## Start

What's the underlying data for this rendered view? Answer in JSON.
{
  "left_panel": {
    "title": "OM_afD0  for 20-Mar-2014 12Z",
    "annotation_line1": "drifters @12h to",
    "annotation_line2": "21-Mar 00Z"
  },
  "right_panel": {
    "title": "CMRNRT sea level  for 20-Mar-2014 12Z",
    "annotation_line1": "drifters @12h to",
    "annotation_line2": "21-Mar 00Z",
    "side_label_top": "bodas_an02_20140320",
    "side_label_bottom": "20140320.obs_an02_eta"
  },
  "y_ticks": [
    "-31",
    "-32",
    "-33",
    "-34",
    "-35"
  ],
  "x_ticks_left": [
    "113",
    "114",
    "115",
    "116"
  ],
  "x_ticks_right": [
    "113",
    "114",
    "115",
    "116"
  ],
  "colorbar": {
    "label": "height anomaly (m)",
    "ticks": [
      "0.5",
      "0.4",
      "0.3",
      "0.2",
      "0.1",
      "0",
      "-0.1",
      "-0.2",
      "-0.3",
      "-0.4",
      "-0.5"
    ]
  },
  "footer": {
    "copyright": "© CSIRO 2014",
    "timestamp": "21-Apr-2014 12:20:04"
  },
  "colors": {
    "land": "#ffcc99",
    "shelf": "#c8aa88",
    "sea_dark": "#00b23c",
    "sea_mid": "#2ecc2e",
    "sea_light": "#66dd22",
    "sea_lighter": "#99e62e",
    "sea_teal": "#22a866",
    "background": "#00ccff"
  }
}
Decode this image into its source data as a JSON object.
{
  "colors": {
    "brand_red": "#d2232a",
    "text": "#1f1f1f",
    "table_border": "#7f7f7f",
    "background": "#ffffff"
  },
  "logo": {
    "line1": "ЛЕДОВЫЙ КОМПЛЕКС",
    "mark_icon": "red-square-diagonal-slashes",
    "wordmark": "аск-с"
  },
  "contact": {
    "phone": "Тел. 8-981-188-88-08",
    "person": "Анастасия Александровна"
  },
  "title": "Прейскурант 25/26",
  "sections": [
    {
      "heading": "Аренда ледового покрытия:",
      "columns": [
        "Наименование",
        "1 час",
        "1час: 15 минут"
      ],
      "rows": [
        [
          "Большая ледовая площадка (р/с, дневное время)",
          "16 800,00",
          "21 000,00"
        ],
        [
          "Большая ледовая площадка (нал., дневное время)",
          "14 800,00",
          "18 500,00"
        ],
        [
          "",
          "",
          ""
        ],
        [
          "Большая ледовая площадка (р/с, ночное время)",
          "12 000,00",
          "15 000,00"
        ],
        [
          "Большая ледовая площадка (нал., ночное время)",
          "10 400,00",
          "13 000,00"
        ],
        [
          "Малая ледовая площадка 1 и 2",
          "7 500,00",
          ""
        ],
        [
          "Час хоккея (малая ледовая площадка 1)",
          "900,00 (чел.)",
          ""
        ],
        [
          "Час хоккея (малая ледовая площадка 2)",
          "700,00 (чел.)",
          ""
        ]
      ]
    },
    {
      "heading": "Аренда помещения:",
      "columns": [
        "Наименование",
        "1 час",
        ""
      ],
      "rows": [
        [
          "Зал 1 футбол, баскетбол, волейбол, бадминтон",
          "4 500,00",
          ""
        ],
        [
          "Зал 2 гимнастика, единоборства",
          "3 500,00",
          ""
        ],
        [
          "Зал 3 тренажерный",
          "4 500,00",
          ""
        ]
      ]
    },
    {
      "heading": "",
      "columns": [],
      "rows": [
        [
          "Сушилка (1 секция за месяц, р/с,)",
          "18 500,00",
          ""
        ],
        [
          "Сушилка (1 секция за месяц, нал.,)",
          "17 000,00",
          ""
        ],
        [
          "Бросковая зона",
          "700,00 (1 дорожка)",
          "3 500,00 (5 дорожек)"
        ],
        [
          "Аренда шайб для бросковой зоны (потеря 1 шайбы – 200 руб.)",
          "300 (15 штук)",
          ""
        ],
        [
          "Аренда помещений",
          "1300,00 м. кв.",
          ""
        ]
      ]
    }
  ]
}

## End

Copy every line of the listing that includes the string "background".

**TASK ANSWER**:
    "background": "#00ccff"
    "background": "#ffffff"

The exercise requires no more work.